▶ TASK DETAILS
Reply with only the number of lines that contain the string "this".

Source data

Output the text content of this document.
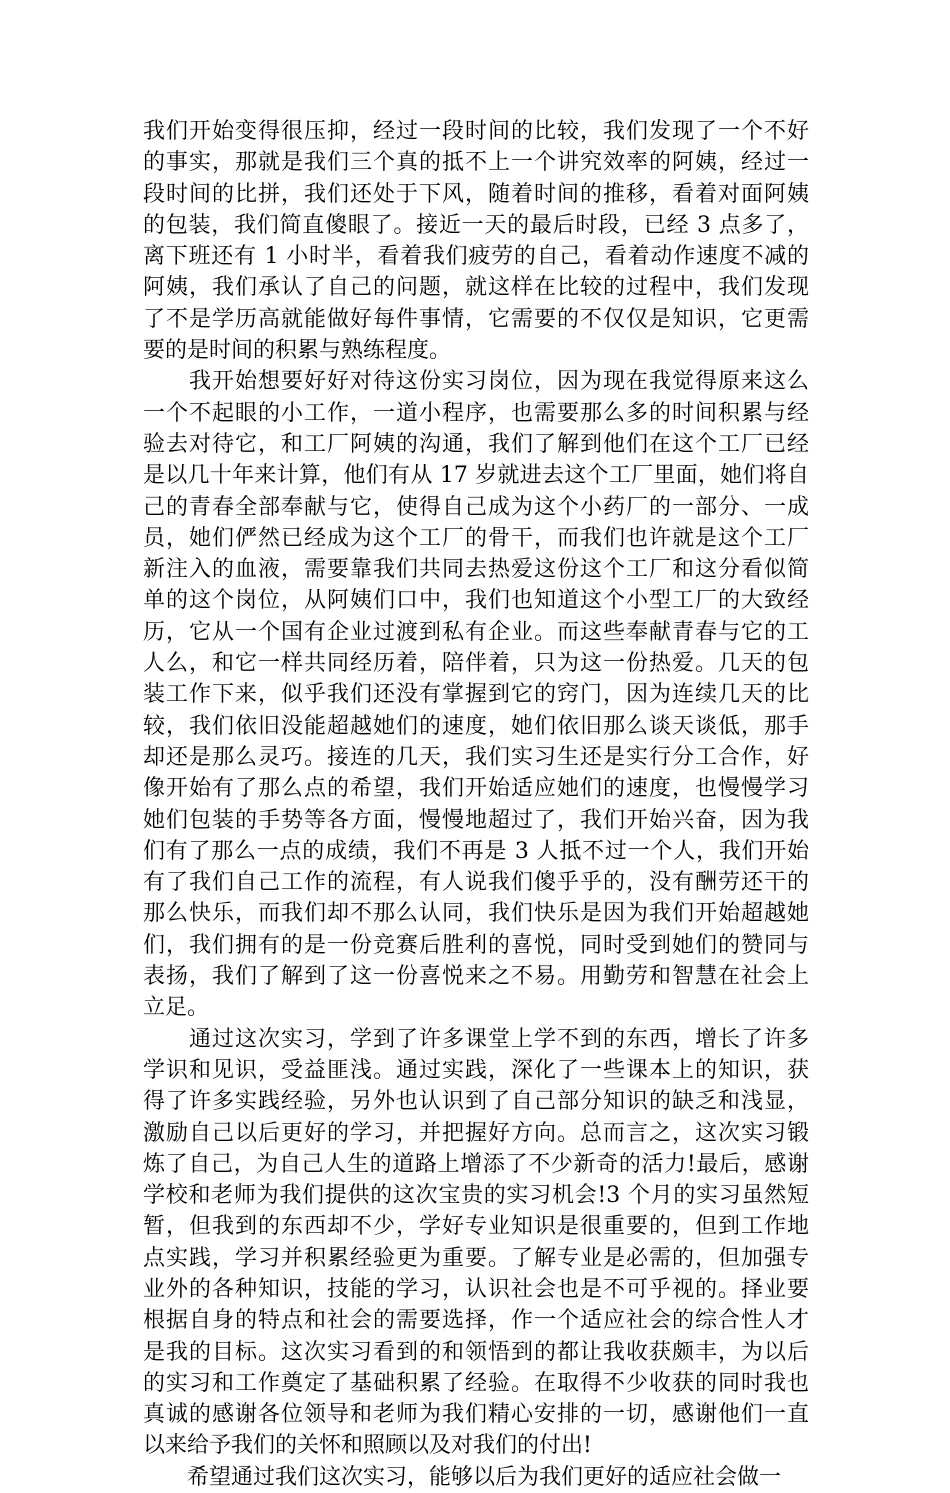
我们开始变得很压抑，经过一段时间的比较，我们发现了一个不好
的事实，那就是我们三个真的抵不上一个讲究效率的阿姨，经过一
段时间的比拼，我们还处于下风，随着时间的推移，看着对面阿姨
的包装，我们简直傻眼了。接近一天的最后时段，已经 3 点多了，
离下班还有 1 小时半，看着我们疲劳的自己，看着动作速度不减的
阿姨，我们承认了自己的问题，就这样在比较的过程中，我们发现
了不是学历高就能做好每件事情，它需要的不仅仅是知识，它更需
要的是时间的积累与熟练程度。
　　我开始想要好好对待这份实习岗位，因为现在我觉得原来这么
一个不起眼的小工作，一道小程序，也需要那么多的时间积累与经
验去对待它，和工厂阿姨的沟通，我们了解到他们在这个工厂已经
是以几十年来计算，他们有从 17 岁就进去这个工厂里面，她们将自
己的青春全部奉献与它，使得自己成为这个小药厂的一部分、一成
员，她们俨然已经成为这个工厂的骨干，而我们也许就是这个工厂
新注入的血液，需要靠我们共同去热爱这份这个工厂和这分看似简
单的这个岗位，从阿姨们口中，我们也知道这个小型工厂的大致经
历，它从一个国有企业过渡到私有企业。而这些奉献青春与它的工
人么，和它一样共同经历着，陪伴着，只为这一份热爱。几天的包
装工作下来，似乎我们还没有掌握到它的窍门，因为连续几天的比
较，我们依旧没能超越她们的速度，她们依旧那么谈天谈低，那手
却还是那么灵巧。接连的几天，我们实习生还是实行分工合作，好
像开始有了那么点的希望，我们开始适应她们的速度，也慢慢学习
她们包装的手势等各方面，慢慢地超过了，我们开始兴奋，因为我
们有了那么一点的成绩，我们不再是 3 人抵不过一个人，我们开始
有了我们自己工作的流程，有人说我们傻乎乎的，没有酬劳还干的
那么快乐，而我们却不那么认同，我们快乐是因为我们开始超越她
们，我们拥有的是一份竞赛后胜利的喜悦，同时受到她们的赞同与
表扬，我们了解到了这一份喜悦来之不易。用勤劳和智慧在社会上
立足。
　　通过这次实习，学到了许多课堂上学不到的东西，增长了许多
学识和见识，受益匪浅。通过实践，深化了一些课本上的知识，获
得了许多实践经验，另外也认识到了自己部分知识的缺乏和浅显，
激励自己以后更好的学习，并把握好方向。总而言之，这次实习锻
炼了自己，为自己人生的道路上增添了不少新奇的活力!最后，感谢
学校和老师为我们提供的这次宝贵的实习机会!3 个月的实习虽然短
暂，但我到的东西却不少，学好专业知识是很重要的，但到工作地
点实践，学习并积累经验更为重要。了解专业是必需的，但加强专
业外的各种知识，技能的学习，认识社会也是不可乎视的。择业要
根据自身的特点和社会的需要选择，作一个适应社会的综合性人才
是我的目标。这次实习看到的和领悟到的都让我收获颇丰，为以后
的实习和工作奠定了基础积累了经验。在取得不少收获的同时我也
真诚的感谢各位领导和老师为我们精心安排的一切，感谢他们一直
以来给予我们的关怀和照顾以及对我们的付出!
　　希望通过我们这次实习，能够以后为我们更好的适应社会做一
---
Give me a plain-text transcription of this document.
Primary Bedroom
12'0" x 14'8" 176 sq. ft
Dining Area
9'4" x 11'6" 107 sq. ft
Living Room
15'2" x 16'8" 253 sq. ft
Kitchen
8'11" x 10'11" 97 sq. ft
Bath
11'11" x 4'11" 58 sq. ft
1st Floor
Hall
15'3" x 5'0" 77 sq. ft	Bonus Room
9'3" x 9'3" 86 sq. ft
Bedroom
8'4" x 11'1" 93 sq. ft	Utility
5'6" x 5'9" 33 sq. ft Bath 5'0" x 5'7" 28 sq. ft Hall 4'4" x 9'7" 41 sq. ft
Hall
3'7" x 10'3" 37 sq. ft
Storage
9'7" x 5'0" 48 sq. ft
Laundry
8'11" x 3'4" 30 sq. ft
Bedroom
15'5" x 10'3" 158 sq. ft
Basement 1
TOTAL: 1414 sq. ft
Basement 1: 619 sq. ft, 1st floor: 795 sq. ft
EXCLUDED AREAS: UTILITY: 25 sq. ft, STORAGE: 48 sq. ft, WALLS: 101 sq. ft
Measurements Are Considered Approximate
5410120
* * *
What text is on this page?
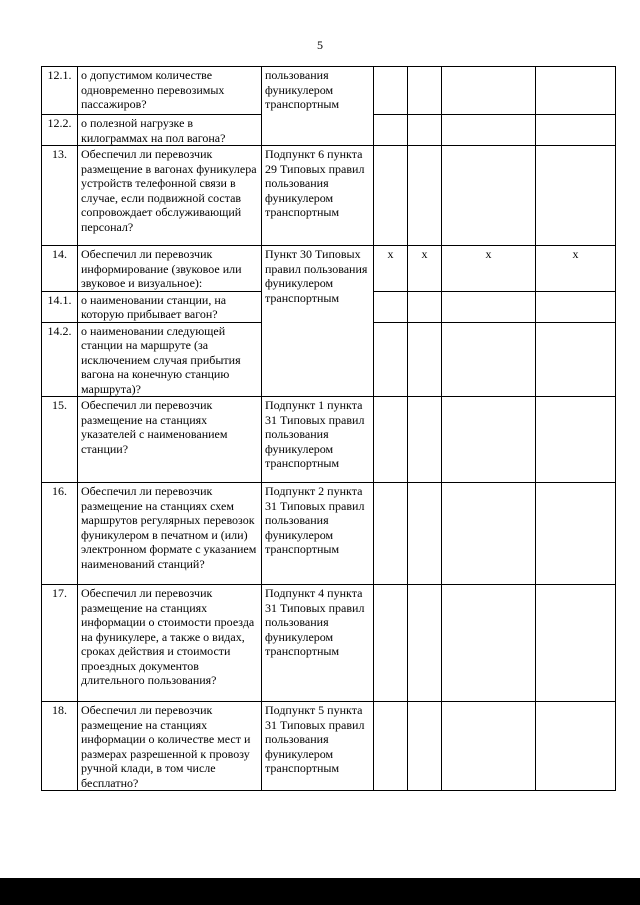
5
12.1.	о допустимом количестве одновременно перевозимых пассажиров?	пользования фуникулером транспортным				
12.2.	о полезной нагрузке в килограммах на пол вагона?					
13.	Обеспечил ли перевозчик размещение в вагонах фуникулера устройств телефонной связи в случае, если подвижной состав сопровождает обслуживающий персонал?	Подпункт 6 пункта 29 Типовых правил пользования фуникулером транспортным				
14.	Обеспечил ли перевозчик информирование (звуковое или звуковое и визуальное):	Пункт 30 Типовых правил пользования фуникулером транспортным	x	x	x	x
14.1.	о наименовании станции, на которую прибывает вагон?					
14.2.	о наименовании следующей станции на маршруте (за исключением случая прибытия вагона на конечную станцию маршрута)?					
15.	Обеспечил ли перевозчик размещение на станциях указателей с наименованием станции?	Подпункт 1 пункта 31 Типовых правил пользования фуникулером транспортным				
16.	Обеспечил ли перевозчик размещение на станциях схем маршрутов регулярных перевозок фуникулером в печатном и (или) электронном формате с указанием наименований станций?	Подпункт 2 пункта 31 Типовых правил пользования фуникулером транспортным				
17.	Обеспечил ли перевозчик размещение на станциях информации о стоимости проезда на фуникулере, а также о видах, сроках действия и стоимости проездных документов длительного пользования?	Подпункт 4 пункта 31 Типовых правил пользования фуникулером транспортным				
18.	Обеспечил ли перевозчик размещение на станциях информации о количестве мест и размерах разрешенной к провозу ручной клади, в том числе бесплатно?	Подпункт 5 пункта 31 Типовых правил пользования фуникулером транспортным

▶ FINAL RESULT
3